### Written request
Search the material for "Taxis" and show all lines that contain it.

>> Start Records supplied

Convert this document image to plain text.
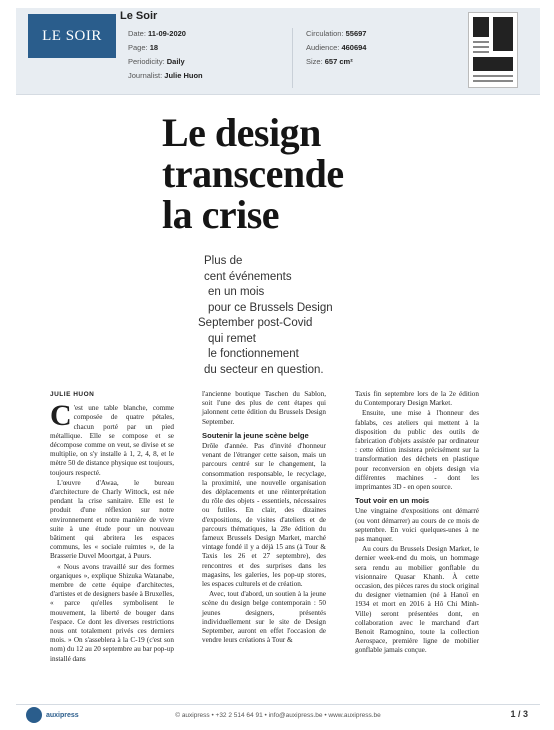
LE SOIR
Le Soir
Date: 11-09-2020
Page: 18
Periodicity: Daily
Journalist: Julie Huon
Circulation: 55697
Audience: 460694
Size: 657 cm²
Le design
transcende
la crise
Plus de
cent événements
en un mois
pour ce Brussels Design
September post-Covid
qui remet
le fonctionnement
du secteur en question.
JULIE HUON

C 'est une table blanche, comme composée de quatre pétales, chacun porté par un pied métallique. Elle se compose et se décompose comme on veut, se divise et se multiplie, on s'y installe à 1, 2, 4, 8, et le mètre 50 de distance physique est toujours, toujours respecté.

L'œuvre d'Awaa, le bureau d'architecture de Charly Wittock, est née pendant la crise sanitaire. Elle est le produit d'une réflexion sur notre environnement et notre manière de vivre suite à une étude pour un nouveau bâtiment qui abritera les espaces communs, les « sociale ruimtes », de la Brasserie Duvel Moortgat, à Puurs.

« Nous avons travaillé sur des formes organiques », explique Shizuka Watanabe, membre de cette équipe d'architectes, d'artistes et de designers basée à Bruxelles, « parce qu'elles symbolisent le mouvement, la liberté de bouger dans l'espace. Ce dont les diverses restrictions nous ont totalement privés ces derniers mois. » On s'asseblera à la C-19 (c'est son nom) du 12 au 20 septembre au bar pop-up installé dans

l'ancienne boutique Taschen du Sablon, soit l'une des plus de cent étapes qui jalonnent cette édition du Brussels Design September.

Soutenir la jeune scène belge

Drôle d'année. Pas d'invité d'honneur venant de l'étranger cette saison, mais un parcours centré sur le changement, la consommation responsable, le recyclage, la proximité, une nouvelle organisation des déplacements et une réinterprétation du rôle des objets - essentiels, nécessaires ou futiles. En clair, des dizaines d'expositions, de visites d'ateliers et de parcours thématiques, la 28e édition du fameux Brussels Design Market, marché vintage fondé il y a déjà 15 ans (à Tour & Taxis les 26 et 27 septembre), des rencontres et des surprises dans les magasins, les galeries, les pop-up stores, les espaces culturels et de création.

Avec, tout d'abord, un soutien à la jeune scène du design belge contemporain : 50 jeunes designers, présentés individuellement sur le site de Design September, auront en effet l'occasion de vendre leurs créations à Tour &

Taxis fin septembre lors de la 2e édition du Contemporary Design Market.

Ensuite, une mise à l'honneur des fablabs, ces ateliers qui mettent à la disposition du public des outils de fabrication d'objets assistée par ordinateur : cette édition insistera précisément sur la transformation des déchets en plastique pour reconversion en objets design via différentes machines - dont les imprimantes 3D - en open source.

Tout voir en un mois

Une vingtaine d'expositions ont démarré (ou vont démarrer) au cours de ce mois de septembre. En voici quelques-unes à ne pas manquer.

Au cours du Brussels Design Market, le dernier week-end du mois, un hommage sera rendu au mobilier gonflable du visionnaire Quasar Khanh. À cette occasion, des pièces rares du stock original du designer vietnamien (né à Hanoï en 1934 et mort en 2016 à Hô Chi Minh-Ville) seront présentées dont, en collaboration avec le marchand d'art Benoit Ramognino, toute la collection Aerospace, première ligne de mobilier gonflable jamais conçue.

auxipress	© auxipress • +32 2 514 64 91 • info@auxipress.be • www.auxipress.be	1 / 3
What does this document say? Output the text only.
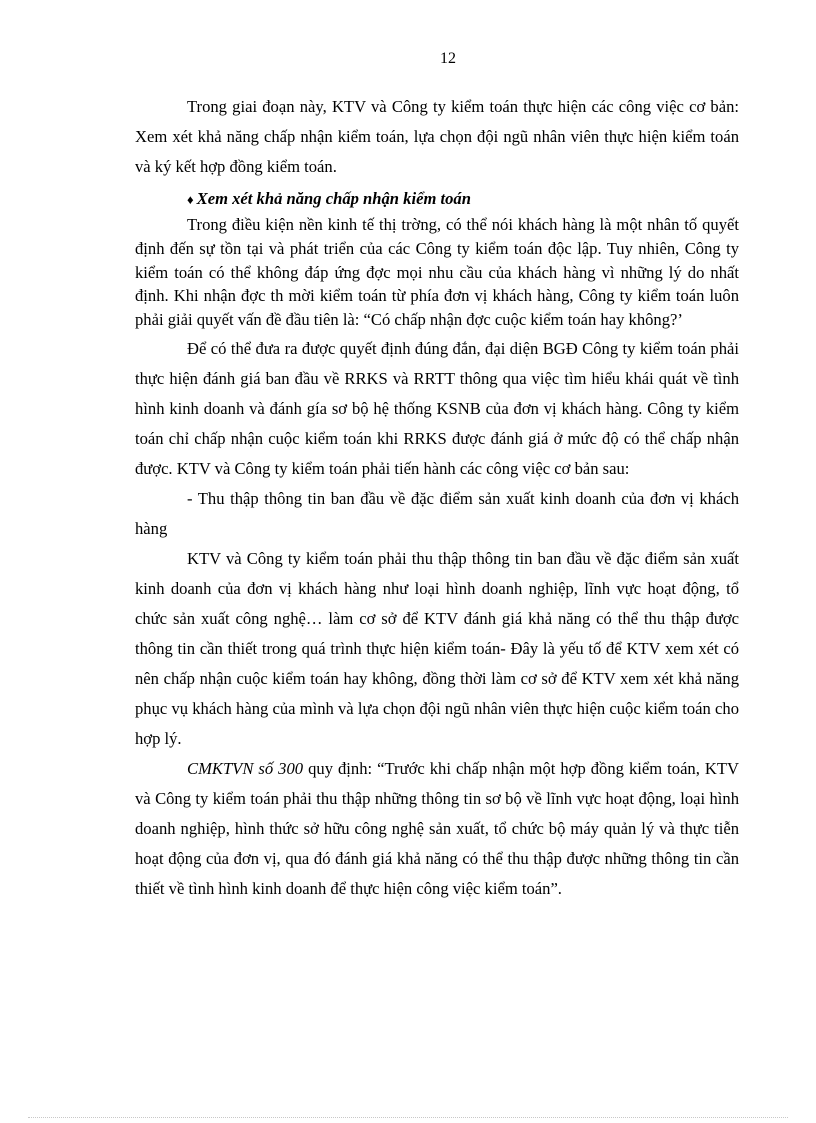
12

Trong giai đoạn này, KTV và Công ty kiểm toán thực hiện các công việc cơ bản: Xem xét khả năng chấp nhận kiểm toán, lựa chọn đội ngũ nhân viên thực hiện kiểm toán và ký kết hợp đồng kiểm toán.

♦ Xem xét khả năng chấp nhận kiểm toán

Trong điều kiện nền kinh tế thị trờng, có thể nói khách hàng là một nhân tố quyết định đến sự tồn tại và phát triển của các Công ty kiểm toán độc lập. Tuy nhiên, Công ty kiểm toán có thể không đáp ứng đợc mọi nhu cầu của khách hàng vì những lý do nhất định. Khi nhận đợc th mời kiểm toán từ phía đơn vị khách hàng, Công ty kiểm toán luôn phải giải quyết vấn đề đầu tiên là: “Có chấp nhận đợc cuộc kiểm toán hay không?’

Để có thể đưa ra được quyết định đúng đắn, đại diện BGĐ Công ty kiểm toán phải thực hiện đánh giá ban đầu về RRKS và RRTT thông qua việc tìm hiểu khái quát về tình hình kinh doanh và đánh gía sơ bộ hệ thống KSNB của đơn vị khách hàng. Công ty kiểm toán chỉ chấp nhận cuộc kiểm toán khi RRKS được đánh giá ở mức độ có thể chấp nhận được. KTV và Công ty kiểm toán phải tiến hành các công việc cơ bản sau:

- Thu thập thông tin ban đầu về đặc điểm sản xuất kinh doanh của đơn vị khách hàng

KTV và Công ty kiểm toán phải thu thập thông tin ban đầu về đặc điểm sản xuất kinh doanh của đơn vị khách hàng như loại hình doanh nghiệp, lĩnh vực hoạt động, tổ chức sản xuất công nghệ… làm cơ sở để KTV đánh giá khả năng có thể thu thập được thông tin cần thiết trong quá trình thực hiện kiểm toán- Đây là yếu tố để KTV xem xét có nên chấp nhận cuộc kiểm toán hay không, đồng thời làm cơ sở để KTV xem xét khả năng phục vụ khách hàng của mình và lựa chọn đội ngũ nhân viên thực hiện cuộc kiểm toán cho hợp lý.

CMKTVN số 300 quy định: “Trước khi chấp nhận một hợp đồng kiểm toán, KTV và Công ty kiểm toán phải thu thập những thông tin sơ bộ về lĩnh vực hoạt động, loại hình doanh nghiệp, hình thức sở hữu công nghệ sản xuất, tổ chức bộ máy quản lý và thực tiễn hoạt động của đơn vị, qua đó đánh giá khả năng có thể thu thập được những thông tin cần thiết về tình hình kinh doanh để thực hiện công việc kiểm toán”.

>> End Records supplied

### The output
Drôle d'année. Pas d'invité d'honneur venant de l'étranger cette saison, mais un parcours centré sur le changement, la consommation responsable, le recyclage, la proximité, une nouvelle organisation des déplacements et une réinterprétation du rôle des objets - essentiels, nécessaires ou futiles. En clair, des dizaines d'expositions, de visites d'ateliers et de parcours thématiques, la 28e édition du fameux Brussels Design Market, marché vintage fondé il y a déjà 15 ans (à Tour & Taxis les 26 et 27 septembre), des rencontres et des surprises dans les magasins, les galeries, les pop-up stores, les espaces culturels et de création.
Taxis fin septembre lors de la 2e édition du Contemporary Design Market.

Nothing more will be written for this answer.